Required task —
Spot each line that carries the word "JSON"; copy those lines.

▼

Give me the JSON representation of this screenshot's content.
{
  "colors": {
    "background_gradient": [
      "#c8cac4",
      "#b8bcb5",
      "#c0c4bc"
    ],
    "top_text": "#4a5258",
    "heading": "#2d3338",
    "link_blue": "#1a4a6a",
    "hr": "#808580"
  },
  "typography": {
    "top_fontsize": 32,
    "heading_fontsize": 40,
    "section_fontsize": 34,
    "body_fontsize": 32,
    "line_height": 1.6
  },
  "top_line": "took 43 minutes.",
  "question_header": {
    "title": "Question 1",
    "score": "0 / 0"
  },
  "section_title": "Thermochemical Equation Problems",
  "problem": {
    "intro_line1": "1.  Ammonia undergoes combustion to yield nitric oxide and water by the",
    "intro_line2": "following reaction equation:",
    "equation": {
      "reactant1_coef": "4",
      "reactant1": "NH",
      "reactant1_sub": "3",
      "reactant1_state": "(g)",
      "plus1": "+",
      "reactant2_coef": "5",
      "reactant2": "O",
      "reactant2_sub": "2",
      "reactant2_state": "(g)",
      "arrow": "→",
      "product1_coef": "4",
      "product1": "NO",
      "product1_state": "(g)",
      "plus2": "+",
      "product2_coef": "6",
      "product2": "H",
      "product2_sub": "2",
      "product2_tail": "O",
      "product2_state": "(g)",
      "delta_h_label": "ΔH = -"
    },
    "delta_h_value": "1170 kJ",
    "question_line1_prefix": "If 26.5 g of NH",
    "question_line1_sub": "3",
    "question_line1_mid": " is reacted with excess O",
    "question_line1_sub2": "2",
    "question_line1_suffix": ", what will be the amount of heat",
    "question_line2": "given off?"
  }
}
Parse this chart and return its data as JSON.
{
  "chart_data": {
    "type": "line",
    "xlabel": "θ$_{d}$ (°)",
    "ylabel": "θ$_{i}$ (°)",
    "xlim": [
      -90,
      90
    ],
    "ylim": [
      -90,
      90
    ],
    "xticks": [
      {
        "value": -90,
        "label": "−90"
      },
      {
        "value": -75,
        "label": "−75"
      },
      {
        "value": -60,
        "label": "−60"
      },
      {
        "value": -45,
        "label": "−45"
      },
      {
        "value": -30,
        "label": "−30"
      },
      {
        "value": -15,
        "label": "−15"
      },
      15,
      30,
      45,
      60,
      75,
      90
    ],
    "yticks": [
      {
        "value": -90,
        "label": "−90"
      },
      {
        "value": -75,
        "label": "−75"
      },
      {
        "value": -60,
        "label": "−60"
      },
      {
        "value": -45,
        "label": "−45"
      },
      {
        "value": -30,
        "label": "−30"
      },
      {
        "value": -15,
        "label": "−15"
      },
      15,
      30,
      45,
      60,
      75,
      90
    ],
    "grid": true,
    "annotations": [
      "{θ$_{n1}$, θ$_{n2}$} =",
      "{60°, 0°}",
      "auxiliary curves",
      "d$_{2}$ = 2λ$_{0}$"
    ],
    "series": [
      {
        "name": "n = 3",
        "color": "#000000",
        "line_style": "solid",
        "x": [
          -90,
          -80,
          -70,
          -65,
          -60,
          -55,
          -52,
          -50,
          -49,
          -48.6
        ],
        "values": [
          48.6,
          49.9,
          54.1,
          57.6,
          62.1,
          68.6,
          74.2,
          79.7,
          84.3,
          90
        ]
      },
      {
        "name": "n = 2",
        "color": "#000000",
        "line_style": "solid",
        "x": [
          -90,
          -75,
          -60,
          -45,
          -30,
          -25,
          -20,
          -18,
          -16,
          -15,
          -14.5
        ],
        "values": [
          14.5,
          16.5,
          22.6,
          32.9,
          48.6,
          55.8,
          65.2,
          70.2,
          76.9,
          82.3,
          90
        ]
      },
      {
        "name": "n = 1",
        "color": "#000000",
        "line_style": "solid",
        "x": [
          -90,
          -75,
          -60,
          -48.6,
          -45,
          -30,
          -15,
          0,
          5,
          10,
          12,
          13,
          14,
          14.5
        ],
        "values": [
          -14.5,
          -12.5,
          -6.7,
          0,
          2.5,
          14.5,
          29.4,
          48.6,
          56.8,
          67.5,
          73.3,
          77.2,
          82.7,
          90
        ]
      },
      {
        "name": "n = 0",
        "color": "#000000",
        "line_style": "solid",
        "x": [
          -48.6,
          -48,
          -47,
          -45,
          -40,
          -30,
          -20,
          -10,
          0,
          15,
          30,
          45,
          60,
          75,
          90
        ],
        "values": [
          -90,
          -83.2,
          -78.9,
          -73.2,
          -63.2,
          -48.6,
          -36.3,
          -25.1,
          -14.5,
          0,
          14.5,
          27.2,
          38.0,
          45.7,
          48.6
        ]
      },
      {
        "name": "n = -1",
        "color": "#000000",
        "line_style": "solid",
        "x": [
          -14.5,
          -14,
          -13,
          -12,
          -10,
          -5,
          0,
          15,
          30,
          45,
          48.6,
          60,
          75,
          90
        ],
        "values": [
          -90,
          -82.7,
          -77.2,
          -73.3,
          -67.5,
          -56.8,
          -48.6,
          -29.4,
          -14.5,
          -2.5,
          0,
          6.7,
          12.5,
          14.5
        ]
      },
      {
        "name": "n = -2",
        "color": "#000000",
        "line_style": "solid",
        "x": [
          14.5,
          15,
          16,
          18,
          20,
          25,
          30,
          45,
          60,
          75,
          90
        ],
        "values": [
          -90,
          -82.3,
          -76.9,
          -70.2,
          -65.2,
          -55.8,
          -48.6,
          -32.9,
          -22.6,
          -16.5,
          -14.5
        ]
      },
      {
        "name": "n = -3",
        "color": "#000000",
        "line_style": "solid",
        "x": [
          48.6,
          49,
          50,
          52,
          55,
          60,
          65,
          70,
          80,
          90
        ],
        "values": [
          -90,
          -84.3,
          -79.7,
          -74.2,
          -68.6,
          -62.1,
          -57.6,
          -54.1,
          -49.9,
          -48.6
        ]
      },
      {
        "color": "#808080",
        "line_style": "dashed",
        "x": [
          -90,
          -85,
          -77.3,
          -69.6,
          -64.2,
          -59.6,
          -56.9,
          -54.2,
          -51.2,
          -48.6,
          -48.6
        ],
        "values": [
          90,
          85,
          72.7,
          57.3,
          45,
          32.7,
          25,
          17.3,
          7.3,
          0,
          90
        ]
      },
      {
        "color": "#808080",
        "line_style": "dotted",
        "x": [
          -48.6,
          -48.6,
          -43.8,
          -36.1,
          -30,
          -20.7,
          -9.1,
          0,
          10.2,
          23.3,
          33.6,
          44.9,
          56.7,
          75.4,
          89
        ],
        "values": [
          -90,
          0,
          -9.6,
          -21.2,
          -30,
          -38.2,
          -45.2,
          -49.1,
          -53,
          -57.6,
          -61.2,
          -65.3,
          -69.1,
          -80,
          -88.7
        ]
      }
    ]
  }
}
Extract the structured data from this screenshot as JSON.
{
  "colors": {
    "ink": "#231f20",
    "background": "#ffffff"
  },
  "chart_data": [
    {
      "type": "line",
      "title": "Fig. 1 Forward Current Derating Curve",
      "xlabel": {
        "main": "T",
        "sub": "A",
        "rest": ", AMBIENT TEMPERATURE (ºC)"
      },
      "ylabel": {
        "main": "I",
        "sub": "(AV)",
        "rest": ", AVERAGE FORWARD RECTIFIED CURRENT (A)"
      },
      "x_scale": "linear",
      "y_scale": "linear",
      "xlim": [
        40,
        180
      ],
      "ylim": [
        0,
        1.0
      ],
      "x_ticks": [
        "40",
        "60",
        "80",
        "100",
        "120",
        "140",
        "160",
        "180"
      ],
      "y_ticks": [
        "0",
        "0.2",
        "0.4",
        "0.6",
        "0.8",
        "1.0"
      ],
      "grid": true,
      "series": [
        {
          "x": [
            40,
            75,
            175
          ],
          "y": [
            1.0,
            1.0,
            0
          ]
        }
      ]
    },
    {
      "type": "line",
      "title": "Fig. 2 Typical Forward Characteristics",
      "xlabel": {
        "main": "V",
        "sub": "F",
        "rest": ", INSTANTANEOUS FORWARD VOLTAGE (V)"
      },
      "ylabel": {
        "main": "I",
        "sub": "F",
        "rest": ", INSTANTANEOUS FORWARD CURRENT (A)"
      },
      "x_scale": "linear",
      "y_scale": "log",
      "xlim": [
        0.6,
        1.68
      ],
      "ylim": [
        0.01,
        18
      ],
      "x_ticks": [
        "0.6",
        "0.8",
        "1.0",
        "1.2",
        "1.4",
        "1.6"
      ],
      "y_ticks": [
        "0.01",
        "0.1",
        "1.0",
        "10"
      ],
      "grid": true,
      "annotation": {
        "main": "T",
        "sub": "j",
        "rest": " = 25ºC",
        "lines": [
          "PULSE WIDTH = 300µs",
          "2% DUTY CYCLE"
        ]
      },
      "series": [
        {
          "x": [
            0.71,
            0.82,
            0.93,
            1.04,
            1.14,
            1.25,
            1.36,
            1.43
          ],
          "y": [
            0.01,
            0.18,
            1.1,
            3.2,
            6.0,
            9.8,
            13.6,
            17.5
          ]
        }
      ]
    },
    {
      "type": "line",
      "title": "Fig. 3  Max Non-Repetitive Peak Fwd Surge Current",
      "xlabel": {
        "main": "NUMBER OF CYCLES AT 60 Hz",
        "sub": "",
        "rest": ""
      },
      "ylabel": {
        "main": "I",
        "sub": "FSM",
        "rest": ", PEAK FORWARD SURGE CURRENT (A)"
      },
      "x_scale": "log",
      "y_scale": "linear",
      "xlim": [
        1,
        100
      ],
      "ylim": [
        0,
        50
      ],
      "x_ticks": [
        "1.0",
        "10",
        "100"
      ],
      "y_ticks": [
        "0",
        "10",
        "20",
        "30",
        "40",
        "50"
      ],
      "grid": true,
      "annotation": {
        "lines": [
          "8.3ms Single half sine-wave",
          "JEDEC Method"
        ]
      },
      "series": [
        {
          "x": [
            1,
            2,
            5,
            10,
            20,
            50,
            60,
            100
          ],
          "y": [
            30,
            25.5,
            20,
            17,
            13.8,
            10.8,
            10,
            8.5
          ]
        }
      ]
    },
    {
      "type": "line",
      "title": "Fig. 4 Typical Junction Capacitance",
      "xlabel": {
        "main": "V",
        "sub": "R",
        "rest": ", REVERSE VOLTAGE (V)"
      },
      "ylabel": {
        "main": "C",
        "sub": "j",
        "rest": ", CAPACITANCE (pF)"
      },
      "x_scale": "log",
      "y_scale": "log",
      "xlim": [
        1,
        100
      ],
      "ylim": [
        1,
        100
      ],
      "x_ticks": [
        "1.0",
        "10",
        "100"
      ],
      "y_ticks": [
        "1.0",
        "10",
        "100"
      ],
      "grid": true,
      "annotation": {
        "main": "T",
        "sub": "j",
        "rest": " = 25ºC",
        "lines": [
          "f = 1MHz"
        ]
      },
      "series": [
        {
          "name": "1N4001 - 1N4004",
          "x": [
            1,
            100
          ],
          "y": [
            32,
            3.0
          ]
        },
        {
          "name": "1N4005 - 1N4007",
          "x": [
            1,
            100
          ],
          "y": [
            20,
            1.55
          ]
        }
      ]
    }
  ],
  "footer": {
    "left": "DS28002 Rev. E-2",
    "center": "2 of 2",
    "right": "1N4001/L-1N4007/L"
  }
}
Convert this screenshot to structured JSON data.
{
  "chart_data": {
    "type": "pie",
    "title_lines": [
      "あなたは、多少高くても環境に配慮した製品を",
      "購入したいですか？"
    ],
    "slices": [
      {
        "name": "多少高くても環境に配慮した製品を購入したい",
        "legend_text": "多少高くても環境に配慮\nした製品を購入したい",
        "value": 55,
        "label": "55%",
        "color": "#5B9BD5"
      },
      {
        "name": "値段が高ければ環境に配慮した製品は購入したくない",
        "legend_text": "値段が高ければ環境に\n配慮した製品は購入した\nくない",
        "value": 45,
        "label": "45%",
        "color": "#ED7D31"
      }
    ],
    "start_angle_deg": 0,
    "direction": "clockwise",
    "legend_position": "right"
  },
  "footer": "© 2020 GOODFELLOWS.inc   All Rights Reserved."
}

▲

The reply —
Give me the JSON representation of this screenshot's content.
Parse this chart and return its data as JSON.
Extract the structured data from this screenshot as JSON.
Convert this screenshot to structured JSON data.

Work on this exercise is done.